--- SHORT TASK ---
Copy each line below in which the word "cùng" occurs.

### RECORDS ###

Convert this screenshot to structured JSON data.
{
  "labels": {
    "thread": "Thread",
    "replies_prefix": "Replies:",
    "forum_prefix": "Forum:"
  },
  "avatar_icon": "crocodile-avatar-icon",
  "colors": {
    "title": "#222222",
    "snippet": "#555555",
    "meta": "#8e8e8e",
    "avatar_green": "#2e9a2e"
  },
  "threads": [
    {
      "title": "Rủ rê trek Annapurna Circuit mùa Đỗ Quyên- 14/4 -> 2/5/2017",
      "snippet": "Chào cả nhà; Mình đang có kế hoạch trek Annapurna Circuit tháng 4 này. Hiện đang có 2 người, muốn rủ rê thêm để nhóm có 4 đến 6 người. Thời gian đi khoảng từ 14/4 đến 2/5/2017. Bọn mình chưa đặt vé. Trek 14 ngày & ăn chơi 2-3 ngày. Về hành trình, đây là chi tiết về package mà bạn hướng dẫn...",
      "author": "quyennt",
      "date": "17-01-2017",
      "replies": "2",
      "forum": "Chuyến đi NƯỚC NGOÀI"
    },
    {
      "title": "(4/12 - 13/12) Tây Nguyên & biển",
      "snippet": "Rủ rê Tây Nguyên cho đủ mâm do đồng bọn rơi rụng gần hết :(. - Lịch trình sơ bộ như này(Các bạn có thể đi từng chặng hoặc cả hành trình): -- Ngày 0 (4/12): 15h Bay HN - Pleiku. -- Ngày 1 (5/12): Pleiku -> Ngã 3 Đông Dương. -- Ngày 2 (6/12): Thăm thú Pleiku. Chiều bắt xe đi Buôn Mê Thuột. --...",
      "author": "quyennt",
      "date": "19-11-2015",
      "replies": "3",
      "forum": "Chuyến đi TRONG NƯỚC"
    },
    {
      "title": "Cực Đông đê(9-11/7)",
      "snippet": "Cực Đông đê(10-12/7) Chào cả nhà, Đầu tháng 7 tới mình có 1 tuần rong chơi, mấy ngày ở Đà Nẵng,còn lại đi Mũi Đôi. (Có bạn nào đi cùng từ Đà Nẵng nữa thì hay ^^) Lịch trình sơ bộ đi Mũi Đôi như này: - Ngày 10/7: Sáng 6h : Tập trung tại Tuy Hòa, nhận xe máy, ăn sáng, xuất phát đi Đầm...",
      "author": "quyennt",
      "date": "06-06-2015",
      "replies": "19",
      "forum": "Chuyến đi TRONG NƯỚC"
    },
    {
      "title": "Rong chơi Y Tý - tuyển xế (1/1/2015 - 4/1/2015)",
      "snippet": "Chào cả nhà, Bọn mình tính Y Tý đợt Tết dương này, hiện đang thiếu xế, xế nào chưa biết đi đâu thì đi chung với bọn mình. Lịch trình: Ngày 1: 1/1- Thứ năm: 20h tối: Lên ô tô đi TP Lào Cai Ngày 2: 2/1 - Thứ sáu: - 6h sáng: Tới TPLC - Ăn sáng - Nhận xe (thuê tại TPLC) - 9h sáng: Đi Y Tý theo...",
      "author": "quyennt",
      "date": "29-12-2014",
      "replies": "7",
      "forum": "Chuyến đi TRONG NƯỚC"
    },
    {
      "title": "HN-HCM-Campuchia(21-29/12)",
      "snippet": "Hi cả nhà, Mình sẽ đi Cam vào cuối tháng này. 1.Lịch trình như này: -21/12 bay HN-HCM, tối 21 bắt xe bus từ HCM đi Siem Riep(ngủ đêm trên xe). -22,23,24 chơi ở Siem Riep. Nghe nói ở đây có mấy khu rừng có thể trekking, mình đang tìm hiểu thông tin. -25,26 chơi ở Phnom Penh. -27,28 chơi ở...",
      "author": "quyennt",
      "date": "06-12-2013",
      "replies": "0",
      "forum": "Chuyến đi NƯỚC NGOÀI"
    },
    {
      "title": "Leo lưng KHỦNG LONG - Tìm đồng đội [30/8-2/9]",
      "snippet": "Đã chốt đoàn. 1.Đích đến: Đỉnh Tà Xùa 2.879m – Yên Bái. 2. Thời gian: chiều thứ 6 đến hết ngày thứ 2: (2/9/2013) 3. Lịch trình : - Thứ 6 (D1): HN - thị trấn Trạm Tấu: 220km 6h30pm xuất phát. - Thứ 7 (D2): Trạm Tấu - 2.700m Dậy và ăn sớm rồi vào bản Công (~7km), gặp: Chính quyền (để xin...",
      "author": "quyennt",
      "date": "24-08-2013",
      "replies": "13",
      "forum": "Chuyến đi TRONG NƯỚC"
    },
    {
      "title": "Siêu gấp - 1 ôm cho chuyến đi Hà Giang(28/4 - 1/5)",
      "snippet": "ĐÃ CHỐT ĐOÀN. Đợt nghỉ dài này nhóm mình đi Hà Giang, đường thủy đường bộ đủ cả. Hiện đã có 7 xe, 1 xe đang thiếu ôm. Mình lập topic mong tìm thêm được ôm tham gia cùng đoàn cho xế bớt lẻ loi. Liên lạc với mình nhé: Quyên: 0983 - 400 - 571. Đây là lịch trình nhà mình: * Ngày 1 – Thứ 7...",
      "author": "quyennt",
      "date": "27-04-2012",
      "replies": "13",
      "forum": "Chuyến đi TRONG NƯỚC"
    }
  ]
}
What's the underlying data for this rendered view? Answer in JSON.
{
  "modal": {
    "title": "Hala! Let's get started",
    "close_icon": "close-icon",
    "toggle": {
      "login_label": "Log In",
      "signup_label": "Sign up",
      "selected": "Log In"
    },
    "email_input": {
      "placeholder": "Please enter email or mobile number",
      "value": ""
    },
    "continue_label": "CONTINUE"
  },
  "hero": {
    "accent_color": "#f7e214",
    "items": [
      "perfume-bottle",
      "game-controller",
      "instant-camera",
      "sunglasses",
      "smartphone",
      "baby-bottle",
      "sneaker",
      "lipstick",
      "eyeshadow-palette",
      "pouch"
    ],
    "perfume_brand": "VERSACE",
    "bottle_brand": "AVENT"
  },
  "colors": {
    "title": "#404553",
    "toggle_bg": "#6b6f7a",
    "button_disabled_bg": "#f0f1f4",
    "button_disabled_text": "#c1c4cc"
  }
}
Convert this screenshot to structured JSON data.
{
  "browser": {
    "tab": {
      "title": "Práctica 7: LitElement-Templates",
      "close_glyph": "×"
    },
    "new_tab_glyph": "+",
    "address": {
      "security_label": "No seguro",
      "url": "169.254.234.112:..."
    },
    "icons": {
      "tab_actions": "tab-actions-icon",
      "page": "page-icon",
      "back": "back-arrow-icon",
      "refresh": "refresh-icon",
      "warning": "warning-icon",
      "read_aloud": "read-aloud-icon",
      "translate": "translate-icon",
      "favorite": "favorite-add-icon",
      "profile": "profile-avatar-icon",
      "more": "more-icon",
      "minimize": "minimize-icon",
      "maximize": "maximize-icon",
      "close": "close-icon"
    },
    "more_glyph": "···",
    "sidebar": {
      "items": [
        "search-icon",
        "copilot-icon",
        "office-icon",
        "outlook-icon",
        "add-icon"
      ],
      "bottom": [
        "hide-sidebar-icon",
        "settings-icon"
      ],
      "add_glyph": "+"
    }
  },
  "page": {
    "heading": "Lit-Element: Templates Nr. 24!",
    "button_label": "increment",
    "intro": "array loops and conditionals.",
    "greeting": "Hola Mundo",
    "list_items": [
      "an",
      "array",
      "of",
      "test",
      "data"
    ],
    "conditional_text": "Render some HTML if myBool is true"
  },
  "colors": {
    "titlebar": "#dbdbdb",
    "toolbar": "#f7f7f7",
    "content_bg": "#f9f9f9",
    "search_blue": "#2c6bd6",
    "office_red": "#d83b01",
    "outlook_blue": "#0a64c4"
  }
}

###

--- RESPONSE TO THIS TASK ---
      "snippet": "Cực Đông đê(10-12/7) Chào cả nhà, Đầu tháng 7 tới mình có 1 tuần rong chơi, mấy ngày ở Đà Nẵng,còn lại đi Mũi Đôi. (Có bạn nào đi cùng từ Đà Nẵng nữa thì hay ^^) Lịch trình sơ bộ đi Mũi Đôi như này: - Ngày 10/7: Sáng 6h : Tập trung tại Tuy Hòa, nhận xe máy, ăn sáng, xuất phát đi Đầm...",
      "snippet": "ĐÃ CHỐT ĐOÀN. Đợt nghỉ dài này nhóm mình đi Hà Giang, đường thủy đường bộ đủ cả. Hiện đã có 7 xe, 1 xe đang thiếu ôm. Mình lập topic mong tìm thêm được ôm tham gia cùng đoàn cho xế bớt lẻ loi. Liên lạc với mình nhé: Quyên: 0983 - 400 - 571. Đây là lịch trình nhà mình: * Ngày 1 – Thứ 7...",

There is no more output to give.